# Offset Detailing Essex: LTD Edition VW Mk5 GTI Edition 30, Paint Correction



## Offset Detailing (May 7, 2007)

*Check us out on Facebook * 

*Hello, my name is Daryl and I run Offset Detailing, a car detailing service based just outside of Rayleigh, Essex. I have won many awards throughout the years with my own cars in the VW show scene and thoroughly enjoy all aspects of the automotive world as well as motorsport and classic vehicles.

At Offset Detailing, our services range from full paint correction, paint enhancement, new car details, show car/concourse preparation to a simple full wash and sealant.

Wheel refurbishment is also available on site.

We are also mobile within the Essex, London, Kent and Surrey areas.

Offset Detailing offer highly professional service with car detailing options for all budgets.

You can check my website * *here*.

Stewart booked in this great Volkswagen Mk5 Golf Gti for a paint correction detail. Being an Edition 30 model, the Gti boasts a few upgrades over the usual Mk5 Gti. 18" BBS alloys, tartan inserts on the seats which nod back to the original mk1 Gti of old, Votex kit, colour coded skirts and bumpers, Edition 30 door sills, Golf ball gear knob and many more limited edition touches to the usual Gti's. More horsepower, DSG gearbox with flat bottomed steering wheel and paddle shift also complimented the Mk5. Only a limited amount were available to buy in Europe.

The paintwork was gloss black and needed some serious love. Being parked outside in London, the car was exposed to tree sap, industrial fallout and had some serious swirl marks and scratches in the paintwork from the previous owner. Stewart originally brought the car down to be quoted and a date was then put in the diary. Upon arrival, I lit the car up with the halogen's and talked through with Stewart what defects were safe to remove and unfortunately, what defects would remain as there were some deep scratches and bird etchings in the paint that would require wet sanding back, or ideally if the car were mine, a respray.

It was agreed that I should bring the paint up to the best condition it could be without sacrificing the depth of lacquer. As the car lives outside and is used regularly, some tough protection was also required.

At the request of the owner having the Edition 30's BBS wheels recently refurbed, I was asked to remove all the wheels, seal the backs and fit brand new VW centre caps and black wheel bolt covers as the original ones had become quite worn, a nice touch along with the paint correction detail.

The car was very dirty on arrival. A full Auto Finesse Citrus degrease and Auto Finesse Oblitarate were applied to the whole car and left to dwell, while I tackled the wheels and callipers with AF Citrus degreaser and a variety of Auto Finesse brushes inside the wheels and out. Inner arches were also fully degreased, as were the door shuts.





PH Neutral snow foam was applied twice to the Golf and left to dwell, with Auto Finesse brushes in the grills, door shuts and other hard to reach areas. The car was then also washed twice with Meguiar's Ultimate shampoo with micro fibre wash mitts and the usual two bucket method, pat dried and brought inside for claying.

DIRECTIVE 1:
According to the detailing page, which areas is Offset Detailing mobile within?
The detailing page and the entries that follow it were taken from unrelated sources.

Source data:

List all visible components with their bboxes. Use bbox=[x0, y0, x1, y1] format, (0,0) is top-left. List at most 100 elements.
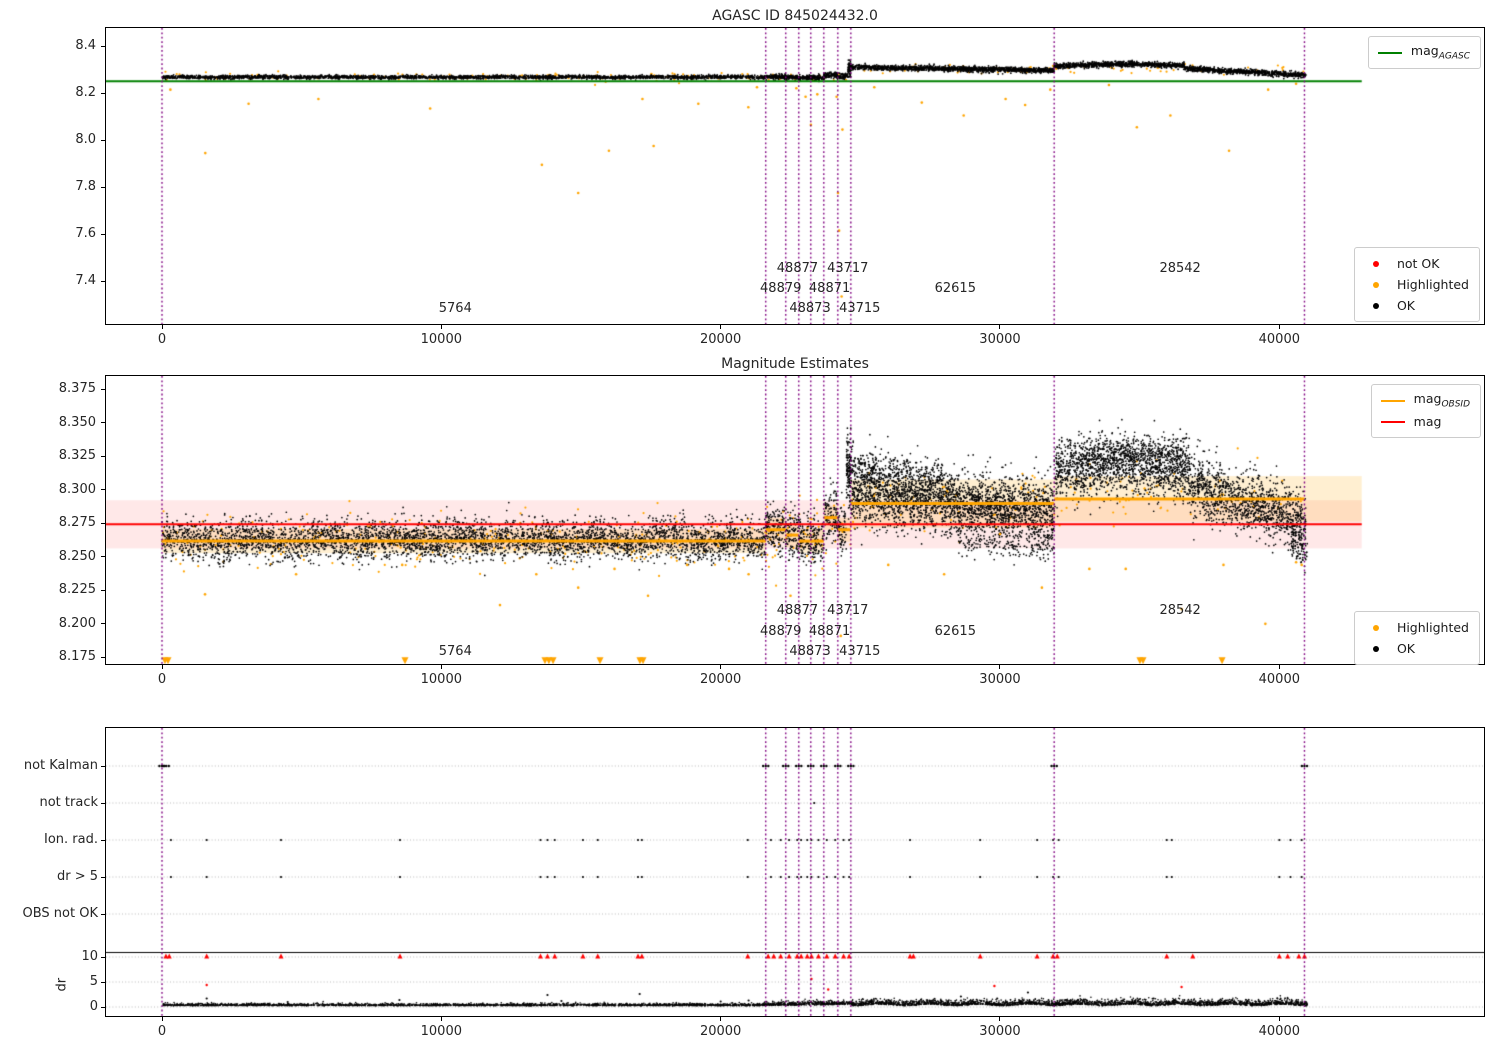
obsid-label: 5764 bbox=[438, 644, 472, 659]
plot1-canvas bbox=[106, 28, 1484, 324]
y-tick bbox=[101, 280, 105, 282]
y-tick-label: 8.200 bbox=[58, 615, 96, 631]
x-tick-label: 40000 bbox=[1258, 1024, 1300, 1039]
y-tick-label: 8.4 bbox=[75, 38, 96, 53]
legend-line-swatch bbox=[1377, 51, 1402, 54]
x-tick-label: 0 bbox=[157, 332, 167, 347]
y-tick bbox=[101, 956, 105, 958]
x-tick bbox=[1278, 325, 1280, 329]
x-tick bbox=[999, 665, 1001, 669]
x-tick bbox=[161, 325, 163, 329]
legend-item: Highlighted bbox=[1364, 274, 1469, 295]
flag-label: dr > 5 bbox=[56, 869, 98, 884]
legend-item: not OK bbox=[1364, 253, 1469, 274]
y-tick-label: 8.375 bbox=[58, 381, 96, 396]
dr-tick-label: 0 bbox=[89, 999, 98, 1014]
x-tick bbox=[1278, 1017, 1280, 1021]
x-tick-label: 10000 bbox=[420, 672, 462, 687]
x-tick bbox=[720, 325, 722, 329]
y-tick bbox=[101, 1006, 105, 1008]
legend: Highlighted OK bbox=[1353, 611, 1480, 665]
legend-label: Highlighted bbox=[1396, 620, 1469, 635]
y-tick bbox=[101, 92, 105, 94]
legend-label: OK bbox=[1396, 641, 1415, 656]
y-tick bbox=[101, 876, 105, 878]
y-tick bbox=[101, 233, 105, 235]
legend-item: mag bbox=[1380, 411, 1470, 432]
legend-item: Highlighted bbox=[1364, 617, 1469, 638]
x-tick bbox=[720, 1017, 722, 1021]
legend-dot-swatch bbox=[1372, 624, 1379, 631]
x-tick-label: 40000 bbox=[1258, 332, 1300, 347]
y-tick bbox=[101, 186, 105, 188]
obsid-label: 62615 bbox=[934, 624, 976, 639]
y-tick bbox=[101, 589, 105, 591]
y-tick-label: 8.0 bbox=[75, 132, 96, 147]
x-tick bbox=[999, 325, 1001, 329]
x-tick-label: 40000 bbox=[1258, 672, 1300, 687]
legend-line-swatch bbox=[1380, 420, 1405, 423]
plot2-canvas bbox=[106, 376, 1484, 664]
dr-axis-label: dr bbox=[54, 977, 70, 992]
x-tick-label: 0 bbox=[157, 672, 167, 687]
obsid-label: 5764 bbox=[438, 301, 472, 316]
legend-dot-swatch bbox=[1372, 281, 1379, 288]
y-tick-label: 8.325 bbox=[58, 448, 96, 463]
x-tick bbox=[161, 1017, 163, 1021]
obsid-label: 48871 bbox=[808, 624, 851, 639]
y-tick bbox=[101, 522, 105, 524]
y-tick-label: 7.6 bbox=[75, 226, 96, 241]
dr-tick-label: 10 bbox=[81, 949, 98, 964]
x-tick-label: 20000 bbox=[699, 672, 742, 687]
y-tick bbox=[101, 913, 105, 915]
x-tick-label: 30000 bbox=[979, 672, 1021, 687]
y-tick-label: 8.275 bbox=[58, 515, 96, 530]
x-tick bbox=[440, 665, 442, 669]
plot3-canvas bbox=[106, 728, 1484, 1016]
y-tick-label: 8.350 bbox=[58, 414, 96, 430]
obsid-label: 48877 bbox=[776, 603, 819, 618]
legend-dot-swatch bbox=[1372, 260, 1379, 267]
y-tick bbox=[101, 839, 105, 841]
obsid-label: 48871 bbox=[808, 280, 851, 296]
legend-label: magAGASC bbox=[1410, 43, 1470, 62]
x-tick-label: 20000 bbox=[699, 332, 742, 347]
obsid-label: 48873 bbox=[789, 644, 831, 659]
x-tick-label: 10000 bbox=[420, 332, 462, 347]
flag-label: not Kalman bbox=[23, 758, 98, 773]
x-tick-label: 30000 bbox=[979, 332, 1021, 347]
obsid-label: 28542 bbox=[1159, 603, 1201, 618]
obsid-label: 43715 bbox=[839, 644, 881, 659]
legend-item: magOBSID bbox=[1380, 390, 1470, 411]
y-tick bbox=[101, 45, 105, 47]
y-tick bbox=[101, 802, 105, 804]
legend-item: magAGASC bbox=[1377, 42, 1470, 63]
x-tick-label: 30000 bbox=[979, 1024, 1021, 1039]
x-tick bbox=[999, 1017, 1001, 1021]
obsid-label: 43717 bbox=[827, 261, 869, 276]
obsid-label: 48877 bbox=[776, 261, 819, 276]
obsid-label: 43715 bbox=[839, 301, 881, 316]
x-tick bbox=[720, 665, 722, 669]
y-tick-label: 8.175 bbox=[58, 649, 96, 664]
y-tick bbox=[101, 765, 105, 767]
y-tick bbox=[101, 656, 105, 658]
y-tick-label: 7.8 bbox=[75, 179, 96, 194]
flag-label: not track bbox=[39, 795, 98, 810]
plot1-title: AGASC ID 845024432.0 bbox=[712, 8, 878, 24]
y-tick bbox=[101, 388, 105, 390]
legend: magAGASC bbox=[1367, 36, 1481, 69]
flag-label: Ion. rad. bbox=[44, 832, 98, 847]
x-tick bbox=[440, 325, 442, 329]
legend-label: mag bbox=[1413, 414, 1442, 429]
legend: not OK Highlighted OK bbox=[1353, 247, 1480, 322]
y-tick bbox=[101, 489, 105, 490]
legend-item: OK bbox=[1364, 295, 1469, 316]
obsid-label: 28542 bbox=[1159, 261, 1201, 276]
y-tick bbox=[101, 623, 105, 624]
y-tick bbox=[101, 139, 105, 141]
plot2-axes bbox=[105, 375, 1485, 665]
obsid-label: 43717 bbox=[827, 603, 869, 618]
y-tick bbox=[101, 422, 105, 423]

---

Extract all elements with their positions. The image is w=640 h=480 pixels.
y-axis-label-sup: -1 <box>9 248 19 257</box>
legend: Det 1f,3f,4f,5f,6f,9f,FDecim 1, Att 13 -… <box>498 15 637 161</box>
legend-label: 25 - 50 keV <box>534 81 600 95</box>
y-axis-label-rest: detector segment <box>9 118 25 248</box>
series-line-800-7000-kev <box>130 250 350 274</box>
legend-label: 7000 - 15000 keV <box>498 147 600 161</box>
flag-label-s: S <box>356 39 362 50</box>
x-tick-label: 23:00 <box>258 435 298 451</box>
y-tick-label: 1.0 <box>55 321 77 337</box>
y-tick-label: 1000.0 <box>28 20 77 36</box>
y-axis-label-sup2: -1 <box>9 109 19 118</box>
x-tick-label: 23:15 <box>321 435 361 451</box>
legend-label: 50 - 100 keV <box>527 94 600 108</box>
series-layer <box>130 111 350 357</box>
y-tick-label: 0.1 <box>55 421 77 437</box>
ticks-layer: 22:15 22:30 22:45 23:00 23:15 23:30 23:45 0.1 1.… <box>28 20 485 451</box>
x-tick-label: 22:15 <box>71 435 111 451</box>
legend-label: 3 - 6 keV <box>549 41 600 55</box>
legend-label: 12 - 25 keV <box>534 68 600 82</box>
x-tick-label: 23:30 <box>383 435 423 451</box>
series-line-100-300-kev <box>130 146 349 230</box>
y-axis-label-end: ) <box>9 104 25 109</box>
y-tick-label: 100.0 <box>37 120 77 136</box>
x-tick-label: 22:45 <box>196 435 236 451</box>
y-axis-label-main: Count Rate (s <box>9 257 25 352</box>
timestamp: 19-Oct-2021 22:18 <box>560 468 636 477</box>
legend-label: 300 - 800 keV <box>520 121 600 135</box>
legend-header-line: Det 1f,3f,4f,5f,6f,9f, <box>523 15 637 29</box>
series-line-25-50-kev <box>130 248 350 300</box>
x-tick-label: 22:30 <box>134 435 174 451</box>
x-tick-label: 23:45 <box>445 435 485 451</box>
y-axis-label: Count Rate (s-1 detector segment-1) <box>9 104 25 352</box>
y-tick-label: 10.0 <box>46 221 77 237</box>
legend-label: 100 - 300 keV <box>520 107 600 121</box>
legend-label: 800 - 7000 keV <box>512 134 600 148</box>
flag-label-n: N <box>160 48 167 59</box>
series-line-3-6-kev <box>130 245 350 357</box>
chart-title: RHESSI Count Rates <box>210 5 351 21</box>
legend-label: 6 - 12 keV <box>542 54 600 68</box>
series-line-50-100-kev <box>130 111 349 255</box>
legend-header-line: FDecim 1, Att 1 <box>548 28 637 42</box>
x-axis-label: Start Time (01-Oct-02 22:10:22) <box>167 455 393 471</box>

DIRECTIVE 2:
Express the entries from the line with "Extract all elements" to the line with "legend-label: 25 - 50" as a numbered list.

EXERCISE SOLUTION 1:
Essex, London, Kent and Surrey.

EXERCISE SOLUTION 2:
1. Extract all elements with their positions. The image is w=640 h=480 pixels.
2. y-axis-label-sup: -1 <box>9 248 19 257</box>
3. legend: Det 1f,3f,4f,5f,6f,9f,FDecim 1, Att 13 -… <box>498 15 637 161</box>
4. legend-label: 25 - 50 keV <box>534 81 600 95</box>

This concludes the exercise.